#### PROVIDED RECORDS:
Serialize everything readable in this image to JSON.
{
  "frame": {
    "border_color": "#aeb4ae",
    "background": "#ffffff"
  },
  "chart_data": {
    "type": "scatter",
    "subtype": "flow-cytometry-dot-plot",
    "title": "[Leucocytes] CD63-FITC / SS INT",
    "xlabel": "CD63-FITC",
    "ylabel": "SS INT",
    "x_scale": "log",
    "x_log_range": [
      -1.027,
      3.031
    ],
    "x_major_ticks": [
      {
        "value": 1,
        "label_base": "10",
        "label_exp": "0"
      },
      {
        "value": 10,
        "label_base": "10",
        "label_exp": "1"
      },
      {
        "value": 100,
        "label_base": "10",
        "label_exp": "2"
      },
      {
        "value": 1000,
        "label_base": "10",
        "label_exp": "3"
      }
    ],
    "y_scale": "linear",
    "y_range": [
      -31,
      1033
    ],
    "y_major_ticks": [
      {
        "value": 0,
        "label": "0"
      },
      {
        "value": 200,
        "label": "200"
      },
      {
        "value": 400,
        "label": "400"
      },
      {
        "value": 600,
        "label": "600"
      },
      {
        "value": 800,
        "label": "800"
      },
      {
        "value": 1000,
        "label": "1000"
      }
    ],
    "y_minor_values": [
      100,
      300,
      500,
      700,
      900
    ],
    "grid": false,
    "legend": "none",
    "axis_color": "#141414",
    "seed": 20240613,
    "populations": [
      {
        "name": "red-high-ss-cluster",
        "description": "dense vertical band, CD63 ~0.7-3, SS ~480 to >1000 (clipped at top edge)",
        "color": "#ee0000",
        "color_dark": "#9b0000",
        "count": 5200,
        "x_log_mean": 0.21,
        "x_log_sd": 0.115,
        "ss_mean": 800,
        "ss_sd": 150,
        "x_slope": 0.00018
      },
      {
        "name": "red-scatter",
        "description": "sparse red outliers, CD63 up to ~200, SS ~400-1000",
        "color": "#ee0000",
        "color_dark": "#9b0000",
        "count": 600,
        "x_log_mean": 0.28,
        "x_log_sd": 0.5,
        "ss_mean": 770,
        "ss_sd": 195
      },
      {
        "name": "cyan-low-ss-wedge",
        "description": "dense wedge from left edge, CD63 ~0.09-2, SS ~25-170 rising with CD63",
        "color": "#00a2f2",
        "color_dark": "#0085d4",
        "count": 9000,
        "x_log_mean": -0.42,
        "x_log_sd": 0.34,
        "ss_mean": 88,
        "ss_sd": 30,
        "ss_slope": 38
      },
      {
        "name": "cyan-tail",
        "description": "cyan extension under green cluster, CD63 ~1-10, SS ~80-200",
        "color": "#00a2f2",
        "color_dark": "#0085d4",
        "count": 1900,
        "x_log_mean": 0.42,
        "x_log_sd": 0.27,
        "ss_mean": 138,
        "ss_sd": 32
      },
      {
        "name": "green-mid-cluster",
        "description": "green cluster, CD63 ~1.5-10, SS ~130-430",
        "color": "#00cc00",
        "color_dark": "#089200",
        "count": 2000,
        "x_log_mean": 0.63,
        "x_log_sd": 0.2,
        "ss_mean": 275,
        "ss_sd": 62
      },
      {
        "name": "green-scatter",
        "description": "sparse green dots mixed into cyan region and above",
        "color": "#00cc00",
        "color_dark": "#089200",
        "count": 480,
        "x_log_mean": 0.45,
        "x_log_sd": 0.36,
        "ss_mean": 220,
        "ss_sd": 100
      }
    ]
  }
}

#### TASK STATEMENT:
Retype all of the material above with every character intact.

#### EXERCISE SOLUTION:
Serialize everything readable in this image to JSON.
{
  "frame": {
    "border_color": "#aeb4ae",
    "background": "#ffffff"
  },
  "chart_data": {
    "type": "scatter",
    "subtype": "flow-cytometry-dot-plot",
    "title": "[Leucocytes] CD63-FITC / SS INT",
    "xlabel": "CD63-FITC",
    "ylabel": "SS INT",
    "x_scale": "log",
    "x_log_range": [
      -1.027,
      3.031
    ],
    "x_major_ticks": [
      {
        "value": 1,
        "label_base": "10",
        "label_exp": "0"
      },
      {
        "value": 10,
        "label_base": "10",
        "label_exp": "1"
      },
      {
        "value": 100,
        "label_base": "10",
        "label_exp": "2"
      },
      {
        "value": 1000,
        "label_base": "10",
        "label_exp": "3"
      }
    ],
    "y_scale": "linear",
    "y_range": [
      -31,
      1033
    ],
    "y_major_ticks": [
      {
        "value": 0,
        "label": "0"
      },
      {
        "value": 200,
        "label": "200"
      },
      {
        "value": 400,
        "label": "400"
      },
      {
        "value": 600,
        "label": "600"
      },
      {
        "value": 800,
        "label": "800"
      },
      {
        "value": 1000,
        "label": "1000"
      }
    ],
    "y_minor_values": [
      100,
      300,
      500,
      700,
      900
    ],
    "grid": false,
    "legend": "none",
    "axis_color": "#141414",
    "seed": 20240613,
    "populations": [
      {
        "name": "red-high-ss-cluster",
        "description": "dense vertical band, CD63 ~0.7-3, SS ~480 to >1000 (clipped at top edge)",
        "color": "#ee0000",
        "color_dark": "#9b0000",
        "count": 5200,
        "x_log_mean": 0.21,
        "x_log_sd": 0.115,
        "ss_mean": 800,
        "ss_sd": 150,
        "x_slope": 0.00018
      },
      {
        "name": "red-scatter",
        "description": "sparse red outliers, CD63 up to ~200, SS ~400-1000",
        "color": "#ee0000",
        "color_dark": "#9b0000",
        "count": 600,
        "x_log_mean": 0.28,
        "x_log_sd": 0.5,
        "ss_mean": 770,
        "ss_sd": 195
      },
      {
        "name": "cyan-low-ss-wedge",
        "description": "dense wedge from left edge, CD63 ~0.09-2, SS ~25-170 rising with CD63",
        "color": "#00a2f2",
        "color_dark": "#0085d4",
        "count": 9000,
        "x_log_mean": -0.42,
        "x_log_sd": 0.34,
        "ss_mean": 88,
        "ss_sd": 30,
        "ss_slope": 38
      },
      {
        "name": "cyan-tail",
        "description": "cyan extension under green cluster, CD63 ~1-10, SS ~80-200",
        "color": "#00a2f2",
        "color_dark": "#0085d4",
        "count": 1900,
        "x_log_mean": 0.42,
        "x_log_sd": 0.27,
        "ss_mean": 138,
        "ss_sd": 32
      },
      {
        "name": "green-mid-cluster",
        "description": "green cluster, CD63 ~1.5-10, SS ~130-430",
        "color": "#00cc00",
        "color_dark": "#089200",
        "count": 2000,
        "x_log_mean": 0.63,
        "x_log_sd": 0.2,
        "ss_mean": 275,
        "ss_sd": 62
      },
      {
        "name": "green-scatter",
        "description": "sparse green dots mixed into cyan region and above",
        "color": "#00cc00",
        "color_dark": "#089200",
        "count": 480,
        "x_log_mean": 0.45,
        "x_log_sd": 0.36,
        "ss_mean": 220,
        "ss_sd": 100
      }
    ]
  }
}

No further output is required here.